The data start
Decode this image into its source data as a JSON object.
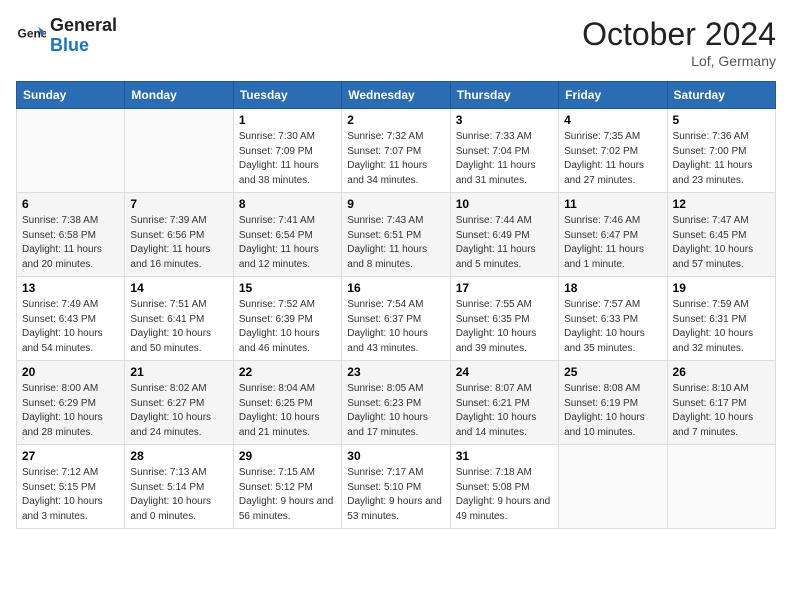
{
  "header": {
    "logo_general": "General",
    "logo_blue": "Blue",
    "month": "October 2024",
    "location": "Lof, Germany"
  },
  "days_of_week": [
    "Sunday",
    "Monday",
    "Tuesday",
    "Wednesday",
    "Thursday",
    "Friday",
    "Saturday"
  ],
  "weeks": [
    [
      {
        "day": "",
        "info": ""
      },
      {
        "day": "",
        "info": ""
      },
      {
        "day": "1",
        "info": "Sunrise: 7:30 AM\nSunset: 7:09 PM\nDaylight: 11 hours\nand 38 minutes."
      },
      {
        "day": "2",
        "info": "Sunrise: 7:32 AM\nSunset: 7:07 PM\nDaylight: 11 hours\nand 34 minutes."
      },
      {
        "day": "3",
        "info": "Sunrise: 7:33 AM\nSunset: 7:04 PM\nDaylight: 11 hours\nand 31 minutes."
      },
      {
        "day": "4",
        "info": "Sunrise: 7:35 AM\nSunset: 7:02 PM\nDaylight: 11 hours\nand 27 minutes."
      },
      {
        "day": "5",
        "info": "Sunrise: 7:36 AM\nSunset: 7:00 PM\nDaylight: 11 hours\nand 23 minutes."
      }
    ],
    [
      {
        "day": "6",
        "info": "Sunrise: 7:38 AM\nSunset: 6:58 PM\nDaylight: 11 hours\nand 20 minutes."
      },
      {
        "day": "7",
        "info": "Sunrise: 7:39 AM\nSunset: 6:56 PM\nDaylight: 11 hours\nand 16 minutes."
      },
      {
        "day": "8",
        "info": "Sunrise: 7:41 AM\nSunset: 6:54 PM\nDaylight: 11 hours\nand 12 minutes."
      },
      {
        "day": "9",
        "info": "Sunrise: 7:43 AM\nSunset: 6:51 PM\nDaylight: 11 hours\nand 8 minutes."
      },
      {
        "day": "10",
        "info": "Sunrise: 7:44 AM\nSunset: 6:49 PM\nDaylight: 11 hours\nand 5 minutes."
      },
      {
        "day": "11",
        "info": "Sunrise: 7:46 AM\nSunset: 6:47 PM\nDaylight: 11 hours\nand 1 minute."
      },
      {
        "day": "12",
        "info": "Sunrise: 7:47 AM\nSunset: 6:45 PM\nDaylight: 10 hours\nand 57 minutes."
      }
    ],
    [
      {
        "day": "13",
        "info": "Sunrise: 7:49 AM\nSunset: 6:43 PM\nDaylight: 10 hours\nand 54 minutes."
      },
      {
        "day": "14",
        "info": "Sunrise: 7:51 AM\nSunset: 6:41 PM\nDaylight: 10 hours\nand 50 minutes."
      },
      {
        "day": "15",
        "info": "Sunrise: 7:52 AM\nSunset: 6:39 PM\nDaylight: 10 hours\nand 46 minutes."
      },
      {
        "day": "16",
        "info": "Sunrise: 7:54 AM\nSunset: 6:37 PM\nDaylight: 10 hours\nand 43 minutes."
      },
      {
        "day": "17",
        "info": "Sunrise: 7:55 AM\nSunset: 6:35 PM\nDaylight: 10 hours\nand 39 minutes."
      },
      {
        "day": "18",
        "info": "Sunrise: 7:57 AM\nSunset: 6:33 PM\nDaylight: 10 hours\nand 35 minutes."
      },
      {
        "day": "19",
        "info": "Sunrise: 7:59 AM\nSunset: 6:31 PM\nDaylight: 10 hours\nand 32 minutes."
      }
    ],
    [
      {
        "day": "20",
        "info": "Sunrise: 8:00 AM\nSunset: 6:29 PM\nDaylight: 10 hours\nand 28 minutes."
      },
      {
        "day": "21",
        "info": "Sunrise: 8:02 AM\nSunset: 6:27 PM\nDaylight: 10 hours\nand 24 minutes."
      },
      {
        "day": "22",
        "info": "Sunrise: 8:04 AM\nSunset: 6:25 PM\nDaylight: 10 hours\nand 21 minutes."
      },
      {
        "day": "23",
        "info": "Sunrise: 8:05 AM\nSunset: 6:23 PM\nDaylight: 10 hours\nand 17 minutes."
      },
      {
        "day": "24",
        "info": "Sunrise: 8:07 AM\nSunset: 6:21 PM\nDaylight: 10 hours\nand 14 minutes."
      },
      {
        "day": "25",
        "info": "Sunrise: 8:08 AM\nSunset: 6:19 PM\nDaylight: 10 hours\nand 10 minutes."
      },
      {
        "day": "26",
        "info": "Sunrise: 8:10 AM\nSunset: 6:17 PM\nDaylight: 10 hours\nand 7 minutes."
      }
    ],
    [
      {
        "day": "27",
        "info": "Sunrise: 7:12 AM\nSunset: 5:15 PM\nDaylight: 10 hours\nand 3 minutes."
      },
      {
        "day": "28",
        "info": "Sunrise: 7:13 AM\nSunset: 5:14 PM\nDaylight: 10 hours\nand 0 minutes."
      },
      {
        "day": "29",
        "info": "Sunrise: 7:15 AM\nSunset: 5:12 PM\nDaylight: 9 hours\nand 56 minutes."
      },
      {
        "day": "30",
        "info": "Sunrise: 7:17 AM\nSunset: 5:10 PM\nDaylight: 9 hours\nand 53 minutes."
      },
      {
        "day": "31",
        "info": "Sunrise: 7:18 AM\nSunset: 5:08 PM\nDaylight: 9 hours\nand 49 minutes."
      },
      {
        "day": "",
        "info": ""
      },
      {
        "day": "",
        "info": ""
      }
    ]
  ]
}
The data end
The data start
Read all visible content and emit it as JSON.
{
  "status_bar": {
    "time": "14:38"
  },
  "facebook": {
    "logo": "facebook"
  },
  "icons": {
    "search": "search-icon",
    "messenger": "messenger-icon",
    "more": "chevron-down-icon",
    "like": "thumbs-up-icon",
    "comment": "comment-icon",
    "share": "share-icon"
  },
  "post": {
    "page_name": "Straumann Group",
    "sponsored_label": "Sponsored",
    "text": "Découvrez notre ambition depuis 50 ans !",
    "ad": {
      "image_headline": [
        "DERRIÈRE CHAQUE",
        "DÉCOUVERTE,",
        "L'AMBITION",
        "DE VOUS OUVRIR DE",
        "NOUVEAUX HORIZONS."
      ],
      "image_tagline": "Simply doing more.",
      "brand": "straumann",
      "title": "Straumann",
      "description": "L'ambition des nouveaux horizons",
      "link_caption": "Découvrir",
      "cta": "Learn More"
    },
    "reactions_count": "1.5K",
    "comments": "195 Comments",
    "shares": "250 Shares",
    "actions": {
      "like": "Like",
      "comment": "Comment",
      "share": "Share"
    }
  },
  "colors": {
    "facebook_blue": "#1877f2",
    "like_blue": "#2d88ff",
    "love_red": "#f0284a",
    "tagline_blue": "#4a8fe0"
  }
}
The data end
▶ Your objective
Using the records above, copy each line that contains "JSON".

▶ Exercise solution
Decode this image into its source data as a JSON object.
Read all visible content and emit it as JSON.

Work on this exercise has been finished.